Structured figure records
## Start
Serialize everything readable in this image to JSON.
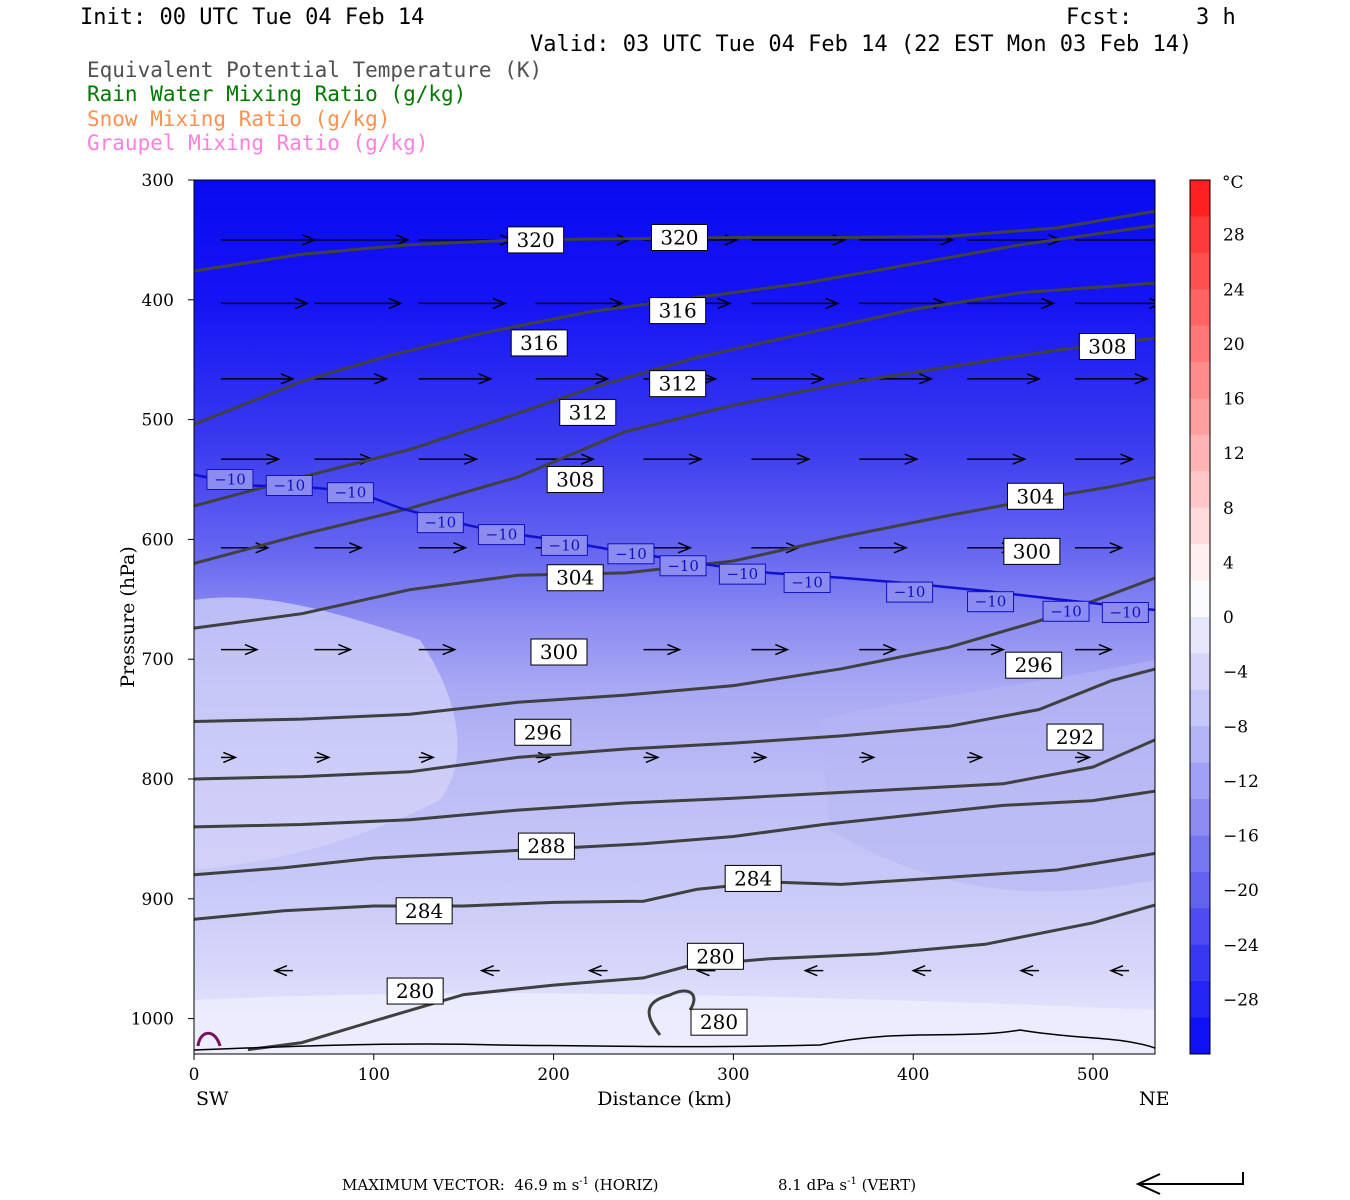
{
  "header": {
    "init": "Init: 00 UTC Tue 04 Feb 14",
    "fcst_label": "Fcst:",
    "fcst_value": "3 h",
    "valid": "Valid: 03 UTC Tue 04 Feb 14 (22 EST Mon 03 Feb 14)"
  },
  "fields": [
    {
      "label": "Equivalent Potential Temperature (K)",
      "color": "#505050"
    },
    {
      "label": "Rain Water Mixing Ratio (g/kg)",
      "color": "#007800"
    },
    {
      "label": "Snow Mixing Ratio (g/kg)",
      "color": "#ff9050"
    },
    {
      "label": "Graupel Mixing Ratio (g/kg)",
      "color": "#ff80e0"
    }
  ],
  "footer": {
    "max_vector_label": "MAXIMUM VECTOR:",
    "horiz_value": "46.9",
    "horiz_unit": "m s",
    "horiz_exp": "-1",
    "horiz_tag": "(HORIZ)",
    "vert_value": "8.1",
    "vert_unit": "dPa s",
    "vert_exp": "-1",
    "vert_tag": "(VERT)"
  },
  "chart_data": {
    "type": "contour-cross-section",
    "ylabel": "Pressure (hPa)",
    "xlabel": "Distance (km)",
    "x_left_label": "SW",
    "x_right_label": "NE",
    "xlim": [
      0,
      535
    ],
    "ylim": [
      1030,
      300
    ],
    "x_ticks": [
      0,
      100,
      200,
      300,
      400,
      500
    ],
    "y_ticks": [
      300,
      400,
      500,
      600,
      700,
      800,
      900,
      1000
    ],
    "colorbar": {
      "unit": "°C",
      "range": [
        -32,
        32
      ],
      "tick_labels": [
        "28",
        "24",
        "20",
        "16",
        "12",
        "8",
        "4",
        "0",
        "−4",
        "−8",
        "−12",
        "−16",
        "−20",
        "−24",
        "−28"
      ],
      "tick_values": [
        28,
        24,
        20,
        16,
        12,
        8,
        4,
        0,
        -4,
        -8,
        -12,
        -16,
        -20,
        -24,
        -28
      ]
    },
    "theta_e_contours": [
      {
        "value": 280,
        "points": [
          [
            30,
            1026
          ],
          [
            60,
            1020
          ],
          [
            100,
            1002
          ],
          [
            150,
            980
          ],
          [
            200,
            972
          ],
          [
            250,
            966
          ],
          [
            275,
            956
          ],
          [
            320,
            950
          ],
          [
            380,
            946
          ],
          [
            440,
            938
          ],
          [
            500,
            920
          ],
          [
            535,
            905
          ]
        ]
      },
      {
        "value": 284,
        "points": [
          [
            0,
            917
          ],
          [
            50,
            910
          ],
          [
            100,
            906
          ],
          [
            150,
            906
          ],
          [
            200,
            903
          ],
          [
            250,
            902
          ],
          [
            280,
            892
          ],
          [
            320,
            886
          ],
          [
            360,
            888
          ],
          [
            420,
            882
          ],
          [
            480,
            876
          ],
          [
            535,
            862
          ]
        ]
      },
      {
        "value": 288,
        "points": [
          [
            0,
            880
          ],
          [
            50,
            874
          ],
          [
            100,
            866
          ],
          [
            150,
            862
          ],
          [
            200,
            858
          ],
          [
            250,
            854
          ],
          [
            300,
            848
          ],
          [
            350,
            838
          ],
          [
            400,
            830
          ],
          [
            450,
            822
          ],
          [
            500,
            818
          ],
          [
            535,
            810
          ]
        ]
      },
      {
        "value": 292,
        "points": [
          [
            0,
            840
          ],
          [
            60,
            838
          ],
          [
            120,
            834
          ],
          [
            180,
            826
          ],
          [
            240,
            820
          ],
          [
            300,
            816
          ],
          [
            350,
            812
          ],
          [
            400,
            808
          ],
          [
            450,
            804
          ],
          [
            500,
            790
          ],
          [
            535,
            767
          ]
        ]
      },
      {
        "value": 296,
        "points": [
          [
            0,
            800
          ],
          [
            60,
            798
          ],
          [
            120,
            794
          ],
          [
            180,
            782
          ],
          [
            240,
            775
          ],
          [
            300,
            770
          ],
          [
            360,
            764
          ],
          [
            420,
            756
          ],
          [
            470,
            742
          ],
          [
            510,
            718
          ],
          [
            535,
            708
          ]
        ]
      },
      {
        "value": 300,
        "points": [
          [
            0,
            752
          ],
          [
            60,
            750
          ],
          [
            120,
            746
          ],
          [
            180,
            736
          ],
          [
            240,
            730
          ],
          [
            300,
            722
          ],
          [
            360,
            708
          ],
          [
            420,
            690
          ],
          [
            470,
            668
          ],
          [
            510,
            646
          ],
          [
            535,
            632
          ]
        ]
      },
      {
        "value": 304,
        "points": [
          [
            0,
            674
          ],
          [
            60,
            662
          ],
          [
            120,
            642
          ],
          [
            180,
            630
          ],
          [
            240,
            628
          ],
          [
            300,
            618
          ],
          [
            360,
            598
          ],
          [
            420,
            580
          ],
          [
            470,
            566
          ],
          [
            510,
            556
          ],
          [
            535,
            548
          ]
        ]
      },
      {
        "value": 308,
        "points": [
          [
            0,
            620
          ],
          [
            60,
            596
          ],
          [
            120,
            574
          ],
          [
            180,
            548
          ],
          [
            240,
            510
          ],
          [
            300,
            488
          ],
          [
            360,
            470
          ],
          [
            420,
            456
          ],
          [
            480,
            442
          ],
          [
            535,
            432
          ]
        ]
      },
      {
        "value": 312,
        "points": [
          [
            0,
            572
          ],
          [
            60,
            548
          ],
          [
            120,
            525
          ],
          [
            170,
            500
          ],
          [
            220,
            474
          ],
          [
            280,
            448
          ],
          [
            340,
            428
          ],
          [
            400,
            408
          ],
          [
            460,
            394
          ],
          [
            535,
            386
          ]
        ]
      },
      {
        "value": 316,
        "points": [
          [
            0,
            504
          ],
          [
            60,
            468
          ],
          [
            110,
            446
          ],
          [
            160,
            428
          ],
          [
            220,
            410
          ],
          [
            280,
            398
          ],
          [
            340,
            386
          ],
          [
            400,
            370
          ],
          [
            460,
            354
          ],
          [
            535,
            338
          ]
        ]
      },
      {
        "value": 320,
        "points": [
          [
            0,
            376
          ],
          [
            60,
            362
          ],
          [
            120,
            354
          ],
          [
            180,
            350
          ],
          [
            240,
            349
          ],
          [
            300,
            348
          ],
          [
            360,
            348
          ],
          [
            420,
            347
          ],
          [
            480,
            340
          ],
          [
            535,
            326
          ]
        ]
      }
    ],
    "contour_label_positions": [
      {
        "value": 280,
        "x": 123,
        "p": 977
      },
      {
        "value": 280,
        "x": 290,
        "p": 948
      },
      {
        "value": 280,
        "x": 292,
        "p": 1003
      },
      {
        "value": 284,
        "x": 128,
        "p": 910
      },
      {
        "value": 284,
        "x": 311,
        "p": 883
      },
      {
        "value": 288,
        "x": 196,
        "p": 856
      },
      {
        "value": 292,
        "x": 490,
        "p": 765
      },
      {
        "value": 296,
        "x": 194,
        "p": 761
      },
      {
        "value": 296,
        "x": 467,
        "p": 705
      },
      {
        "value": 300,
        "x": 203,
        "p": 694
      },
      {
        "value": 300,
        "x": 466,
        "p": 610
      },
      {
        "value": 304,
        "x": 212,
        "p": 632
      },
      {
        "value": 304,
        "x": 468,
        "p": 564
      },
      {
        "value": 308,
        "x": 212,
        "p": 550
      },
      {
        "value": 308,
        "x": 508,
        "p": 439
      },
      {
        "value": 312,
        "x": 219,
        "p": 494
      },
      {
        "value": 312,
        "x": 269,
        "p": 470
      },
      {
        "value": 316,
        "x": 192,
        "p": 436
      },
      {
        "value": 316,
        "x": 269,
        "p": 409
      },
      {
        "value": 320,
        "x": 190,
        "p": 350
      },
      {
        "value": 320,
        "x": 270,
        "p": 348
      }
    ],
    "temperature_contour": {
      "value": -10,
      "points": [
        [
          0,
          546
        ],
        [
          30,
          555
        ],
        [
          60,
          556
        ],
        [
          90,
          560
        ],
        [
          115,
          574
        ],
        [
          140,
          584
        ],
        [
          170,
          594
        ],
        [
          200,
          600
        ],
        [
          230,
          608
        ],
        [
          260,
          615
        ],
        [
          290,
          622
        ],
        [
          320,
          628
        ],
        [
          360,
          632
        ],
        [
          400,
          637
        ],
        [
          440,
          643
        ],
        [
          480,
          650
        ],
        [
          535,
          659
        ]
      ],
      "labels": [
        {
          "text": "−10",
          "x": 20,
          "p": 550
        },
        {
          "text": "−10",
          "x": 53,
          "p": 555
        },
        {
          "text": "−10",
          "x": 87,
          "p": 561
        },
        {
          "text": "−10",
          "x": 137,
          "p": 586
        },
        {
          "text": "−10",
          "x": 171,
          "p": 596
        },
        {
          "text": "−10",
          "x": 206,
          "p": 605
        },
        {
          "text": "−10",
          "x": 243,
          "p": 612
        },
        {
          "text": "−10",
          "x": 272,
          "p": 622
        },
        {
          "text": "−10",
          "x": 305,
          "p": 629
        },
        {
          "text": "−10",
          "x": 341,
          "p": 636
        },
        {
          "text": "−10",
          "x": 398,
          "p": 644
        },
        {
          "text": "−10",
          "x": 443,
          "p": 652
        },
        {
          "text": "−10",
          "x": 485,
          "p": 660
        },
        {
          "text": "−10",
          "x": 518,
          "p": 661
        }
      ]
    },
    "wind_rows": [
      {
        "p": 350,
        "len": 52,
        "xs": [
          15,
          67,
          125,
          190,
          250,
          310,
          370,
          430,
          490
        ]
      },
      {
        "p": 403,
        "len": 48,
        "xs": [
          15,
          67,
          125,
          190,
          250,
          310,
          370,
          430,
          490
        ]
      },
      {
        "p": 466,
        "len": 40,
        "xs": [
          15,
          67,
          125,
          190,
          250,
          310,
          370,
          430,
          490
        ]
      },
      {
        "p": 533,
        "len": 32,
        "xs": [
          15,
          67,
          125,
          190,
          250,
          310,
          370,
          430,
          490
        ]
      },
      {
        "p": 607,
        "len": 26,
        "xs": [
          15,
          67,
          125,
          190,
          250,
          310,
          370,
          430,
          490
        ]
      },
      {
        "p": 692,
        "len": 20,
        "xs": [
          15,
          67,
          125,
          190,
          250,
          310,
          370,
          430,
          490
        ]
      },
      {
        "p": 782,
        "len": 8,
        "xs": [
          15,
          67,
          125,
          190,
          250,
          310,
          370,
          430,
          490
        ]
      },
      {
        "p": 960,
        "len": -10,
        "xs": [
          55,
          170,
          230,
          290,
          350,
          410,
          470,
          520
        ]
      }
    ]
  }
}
## End
* _TASK INSTRUCTIONS_:
Copy each line of the preceding data that contains the string "Ratio".

* _TASK RESULT_:
      "label": "Rain Water Mixing Ratio (g/kg)",
      "label": "Snow Mixing Ratio (g/kg)",
      "label": "Graupel Mixing Ratio (g/kg)",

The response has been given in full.